··· Data to use
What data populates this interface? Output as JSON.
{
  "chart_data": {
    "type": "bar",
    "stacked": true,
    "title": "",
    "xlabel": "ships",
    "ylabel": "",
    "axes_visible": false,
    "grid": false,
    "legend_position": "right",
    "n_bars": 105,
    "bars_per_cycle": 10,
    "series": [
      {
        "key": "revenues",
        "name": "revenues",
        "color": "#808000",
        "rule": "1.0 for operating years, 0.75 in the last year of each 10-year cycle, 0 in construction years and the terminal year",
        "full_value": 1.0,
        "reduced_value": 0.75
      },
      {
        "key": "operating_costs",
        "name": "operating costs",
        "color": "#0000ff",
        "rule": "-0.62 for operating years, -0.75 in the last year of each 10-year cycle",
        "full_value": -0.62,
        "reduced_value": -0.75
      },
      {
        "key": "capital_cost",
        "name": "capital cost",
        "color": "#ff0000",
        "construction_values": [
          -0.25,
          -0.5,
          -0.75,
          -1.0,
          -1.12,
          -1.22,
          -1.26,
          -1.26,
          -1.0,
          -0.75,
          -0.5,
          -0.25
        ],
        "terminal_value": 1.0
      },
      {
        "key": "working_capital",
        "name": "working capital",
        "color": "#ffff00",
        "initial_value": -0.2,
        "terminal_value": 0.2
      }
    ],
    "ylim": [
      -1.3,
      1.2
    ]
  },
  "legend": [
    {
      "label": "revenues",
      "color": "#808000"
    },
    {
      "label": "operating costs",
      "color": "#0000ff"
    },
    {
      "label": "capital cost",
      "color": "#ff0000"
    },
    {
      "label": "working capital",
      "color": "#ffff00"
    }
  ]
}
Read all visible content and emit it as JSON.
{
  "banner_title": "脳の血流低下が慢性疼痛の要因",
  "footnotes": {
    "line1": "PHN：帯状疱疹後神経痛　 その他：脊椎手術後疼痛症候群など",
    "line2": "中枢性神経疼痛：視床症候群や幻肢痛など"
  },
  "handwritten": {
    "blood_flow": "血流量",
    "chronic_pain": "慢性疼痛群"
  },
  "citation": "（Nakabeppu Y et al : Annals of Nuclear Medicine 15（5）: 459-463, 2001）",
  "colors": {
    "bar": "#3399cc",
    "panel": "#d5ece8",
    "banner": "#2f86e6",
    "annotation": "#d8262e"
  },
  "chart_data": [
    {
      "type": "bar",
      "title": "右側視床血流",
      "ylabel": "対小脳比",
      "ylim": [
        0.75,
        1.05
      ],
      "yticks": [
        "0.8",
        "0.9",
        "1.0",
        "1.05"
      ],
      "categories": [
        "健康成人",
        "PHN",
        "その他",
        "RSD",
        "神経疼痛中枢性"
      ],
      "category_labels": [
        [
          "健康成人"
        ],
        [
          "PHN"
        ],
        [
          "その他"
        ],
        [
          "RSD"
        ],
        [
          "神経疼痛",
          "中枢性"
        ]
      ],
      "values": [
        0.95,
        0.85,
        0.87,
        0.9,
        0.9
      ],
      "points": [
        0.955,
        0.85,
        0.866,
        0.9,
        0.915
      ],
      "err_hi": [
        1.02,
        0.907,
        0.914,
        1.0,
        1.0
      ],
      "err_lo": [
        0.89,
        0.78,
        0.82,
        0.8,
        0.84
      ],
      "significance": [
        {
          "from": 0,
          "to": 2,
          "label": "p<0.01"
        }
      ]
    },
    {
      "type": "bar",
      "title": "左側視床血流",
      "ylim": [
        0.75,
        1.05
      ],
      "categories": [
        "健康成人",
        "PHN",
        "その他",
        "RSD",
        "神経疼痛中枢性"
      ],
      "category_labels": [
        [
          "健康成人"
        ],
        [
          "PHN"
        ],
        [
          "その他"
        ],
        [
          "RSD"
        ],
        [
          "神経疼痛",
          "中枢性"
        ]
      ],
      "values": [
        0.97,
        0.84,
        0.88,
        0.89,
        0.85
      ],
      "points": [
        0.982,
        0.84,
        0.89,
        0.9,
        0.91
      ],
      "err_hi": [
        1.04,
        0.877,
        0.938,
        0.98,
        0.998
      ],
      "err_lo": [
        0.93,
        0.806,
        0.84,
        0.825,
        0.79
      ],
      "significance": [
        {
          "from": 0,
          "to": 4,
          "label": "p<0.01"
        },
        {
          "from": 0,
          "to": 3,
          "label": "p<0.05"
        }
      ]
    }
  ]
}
······
## Work to be completed
Please restate the records in full, word for word.

## The reply
What data populates this interface? Output as JSON.
{
  "chart_data": {
    "type": "bar",
    "stacked": true,
    "title": "",
    "xlabel": "ships",
    "ylabel": "",
    "axes_visible": false,
    "grid": false,
    "legend_position": "right",
    "n_bars": 105,
    "bars_per_cycle": 10,
    "series": [
      {
        "key": "revenues",
        "name": "revenues",
        "color": "#808000",
        "rule": "1.0 for operating years, 0.75 in the last year of each 10-year cycle, 0 in construction years and the terminal year",
        "full_value": 1.0,
        "reduced_value": 0.75
      },
      {
        "key": "operating_costs",
        "name": "operating costs",
        "color": "#0000ff",
        "rule": "-0.62 for operating years, -0.75 in the last year of each 10-year cycle",
        "full_value": -0.62,
        "reduced_value": -0.75
      },
      {
        "key": "capital_cost",
        "name": "capital cost",
        "color": "#ff0000",
        "construction_values": [
          -0.25,
          -0.5,
          -0.75,
          -1.0,
          -1.12,
          -1.22,
          -1.26,
          -1.26,
          -1.0,
          -0.75,
          -0.5,
          -0.25
        ],
        "terminal_value": 1.0
      },
      {
        "key": "working_capital",
        "name": "working capital",
        "color": "#ffff00",
        "initial_value": -0.2,
        "terminal_value": 0.2
      }
    ],
    "ylim": [
      -1.3,
      1.2
    ]
  },
  "legend": [
    {
      "label": "revenues",
      "color": "#808000"
    },
    {
      "label": "operating costs",
      "color": "#0000ff"
    },
    {
      "label": "capital cost",
      "color": "#ff0000"
    },
    {
      "label": "working capital",
      "color": "#ffff00"
    }
  ]
}
Read all visible content and emit it as JSON.
{
  "banner_title": "脳の血流低下が慢性疼痛の要因",
  "footnotes": {
    "line1": "PHN：帯状疱疹後神経痛　 その他：脊椎手術後疼痛症候群など",
    "line2": "中枢性神経疼痛：視床症候群や幻肢痛など"
  },
  "handwritten": {
    "blood_flow": "血流量",
    "chronic_pain": "慢性疼痛群"
  },
  "citation": "（Nakabeppu Y et al : Annals of Nuclear Medicine 15（5）: 459-463, 2001）",
  "colors": {
    "bar": "#3399cc",
    "panel": "#d5ece8",
    "banner": "#2f86e6",
    "annotation": "#d8262e"
  },
  "chart_data": [
    {
      "type": "bar",
      "title": "右側視床血流",
      "ylabel": "対小脳比",
      "ylim": [
        0.75,
        1.05
      ],
      "yticks": [
        "0.8",
        "0.9",
        "1.0",
        "1.05"
      ],
      "categories": [
        "健康成人",
        "PHN",
        "その他",
        "RSD",
        "神経疼痛中枢性"
      ],
      "category_labels": [
        [
          "健康成人"
        ],
        [
          "PHN"
        ],
        [
          "その他"
        ],
        [
          "RSD"
        ],
        [
          "神経疼痛",
          "中枢性"
        ]
      ],
      "values": [
        0.95,
        0.85,
        0.87,
        0.9,
        0.9
      ],
      "points": [
        0.955,
        0.85,
        0.866,
        0.9,
        0.915
      ],
      "err_hi": [
        1.02,
        0.907,
        0.914,
        1.0,
        1.0
      ],
      "err_lo": [
        0.89,
        0.78,
        0.82,
        0.8,
        0.84
      ],
      "significance": [
        {
          "from": 0,
          "to": 2,
          "label": "p<0.01"
        }
      ]
    },
    {
      "type": "bar",
      "title": "左側視床血流",
      "ylim": [
        0.75,
        1.05
      ],
      "categories": [
        "健康成人",
        "PHN",
        "その他",
        "RSD",
        "神経疼痛中枢性"
      ],
      "category_labels": [
        [
          "健康成人"
        ],
        [
          "PHN"
        ],
        [
          "その他"
        ],
        [
          "RSD"
        ],
        [
          "神経疼痛",
          "中枢性"
        ]
      ],
      "values": [
        0.97,
        0.84,
        0.88,
        0.89,
        0.85
      ],
      "points": [
        0.982,
        0.84,
        0.89,
        0.9,
        0.91
      ],
      "err_hi": [
        1.04,
        0.877,
        0.938,
        0.98,
        0.998
      ],
      "err_lo": [
        0.93,
        0.806,
        0.84,
        0.825,
        0.79
      ],
      "significance": [
        {
          "from": 0,
          "to": 4,
          "label": "p<0.01"
        },
        {
          "from": 0,
          "to": 3,
          "label": "p<0.05"
        }
      ]
    }
  ]
}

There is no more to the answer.